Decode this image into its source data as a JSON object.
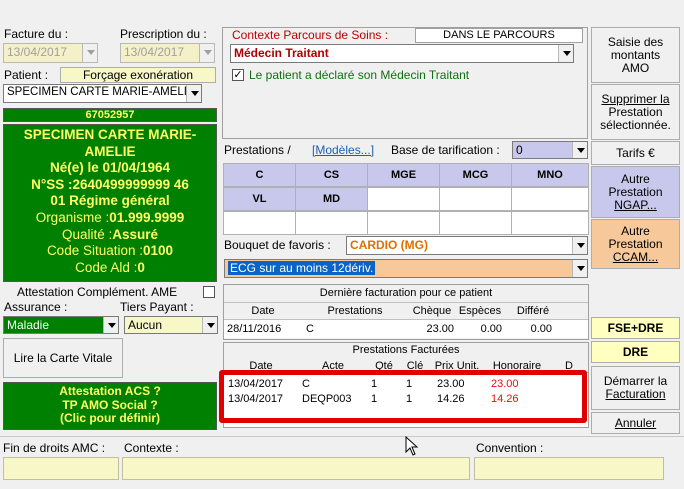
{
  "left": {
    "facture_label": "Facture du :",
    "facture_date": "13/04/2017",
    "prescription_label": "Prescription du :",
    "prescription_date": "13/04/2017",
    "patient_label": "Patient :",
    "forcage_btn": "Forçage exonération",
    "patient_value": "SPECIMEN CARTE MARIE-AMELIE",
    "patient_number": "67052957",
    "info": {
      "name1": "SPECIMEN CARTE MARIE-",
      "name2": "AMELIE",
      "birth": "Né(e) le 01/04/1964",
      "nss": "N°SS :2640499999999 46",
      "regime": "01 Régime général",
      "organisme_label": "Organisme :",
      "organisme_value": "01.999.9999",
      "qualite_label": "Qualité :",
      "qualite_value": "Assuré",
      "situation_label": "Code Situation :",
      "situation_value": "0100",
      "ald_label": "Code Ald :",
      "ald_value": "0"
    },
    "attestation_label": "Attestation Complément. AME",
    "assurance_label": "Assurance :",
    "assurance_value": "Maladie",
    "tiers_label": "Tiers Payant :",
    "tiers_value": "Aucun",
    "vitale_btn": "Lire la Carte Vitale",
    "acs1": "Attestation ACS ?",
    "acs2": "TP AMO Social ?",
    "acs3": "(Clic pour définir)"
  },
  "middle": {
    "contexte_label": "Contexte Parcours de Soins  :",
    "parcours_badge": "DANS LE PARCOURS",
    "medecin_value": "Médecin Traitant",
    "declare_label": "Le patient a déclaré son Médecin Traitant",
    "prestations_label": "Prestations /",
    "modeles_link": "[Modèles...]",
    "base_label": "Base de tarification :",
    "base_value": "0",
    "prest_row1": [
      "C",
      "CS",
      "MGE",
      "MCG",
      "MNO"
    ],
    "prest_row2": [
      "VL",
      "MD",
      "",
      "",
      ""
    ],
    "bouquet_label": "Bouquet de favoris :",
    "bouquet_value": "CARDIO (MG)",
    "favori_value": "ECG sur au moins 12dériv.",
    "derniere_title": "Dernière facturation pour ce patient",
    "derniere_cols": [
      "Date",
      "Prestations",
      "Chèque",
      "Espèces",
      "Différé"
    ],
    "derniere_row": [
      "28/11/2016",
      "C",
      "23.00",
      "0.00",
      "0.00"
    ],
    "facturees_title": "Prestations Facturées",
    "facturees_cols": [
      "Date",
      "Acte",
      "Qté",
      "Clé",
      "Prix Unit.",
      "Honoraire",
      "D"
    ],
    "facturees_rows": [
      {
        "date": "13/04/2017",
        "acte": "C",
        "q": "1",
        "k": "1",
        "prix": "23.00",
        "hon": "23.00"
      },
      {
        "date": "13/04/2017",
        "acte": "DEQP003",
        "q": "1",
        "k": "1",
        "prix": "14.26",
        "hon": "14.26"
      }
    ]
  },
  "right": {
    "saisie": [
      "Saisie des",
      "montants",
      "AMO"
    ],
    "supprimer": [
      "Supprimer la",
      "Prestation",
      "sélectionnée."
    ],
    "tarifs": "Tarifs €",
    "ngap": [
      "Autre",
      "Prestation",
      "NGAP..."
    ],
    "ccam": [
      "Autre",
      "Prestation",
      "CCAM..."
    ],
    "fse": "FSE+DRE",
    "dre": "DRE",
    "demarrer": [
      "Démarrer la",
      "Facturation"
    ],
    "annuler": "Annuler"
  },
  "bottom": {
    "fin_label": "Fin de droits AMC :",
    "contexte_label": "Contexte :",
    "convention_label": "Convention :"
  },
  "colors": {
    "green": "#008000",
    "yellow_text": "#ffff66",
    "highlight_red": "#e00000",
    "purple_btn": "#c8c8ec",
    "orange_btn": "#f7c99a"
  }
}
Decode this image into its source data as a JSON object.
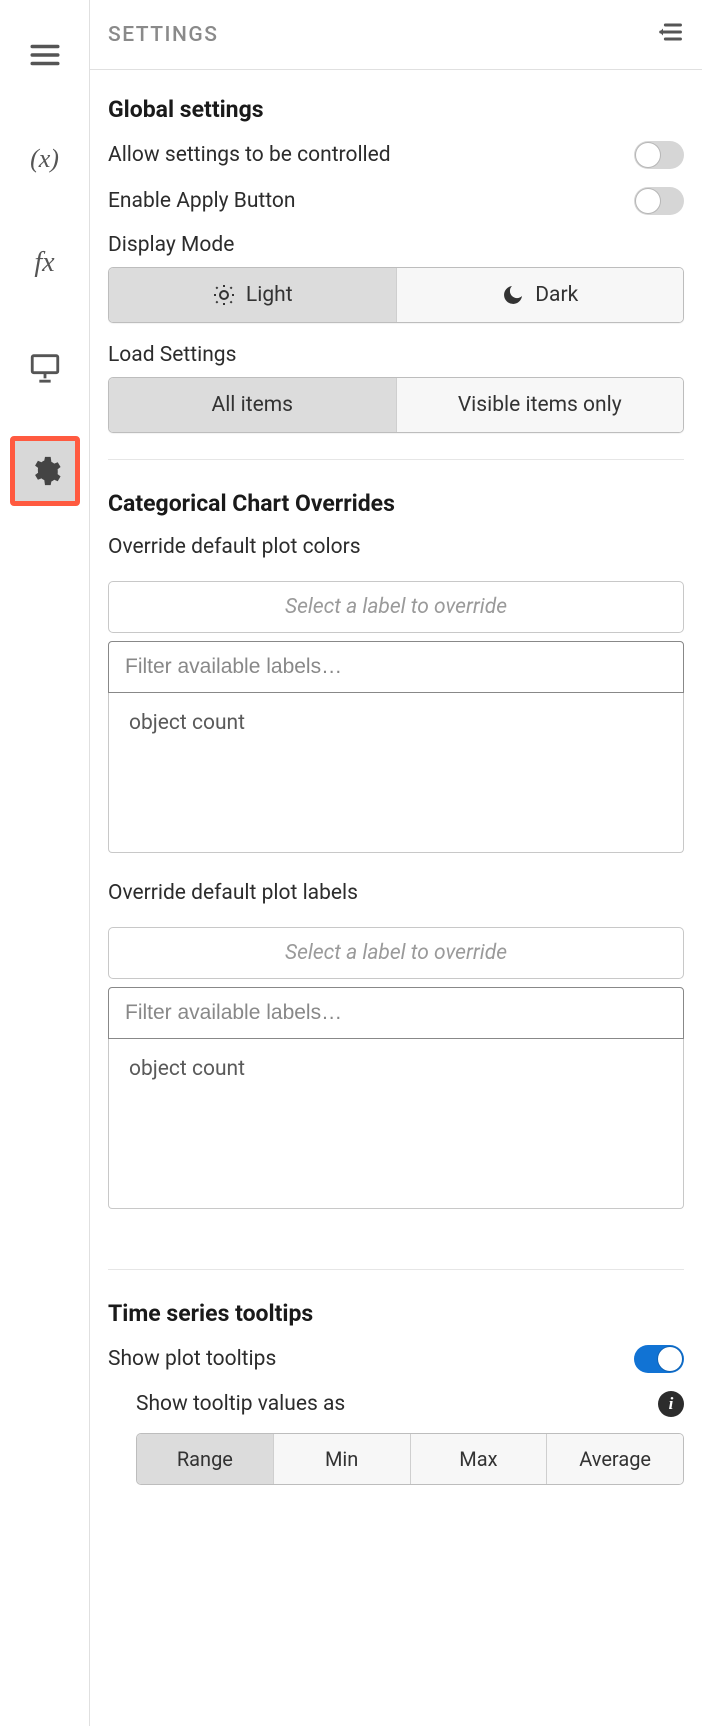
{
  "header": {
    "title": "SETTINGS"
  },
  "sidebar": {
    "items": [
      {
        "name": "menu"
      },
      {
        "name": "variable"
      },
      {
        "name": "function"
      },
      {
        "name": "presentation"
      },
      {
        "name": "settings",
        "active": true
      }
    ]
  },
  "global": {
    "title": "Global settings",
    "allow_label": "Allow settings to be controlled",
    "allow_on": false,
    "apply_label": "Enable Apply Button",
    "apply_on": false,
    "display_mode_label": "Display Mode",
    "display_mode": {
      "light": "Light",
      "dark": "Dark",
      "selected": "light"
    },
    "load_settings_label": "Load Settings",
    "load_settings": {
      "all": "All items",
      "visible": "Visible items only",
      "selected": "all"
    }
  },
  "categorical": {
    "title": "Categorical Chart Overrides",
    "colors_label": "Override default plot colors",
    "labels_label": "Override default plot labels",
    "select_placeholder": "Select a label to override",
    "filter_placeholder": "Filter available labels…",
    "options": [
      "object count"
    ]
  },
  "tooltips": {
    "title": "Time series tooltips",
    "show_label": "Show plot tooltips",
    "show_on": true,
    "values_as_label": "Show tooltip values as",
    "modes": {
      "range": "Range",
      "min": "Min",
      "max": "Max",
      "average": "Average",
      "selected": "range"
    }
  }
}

**PROBLEM DETAILS**
Scan the material above for the string "default" and report each line where you find it.

**SOLUTION FOR THIS EXERCISE**
    "colors_label": "Override default plot colors",
    "labels_label": "Override default plot labels",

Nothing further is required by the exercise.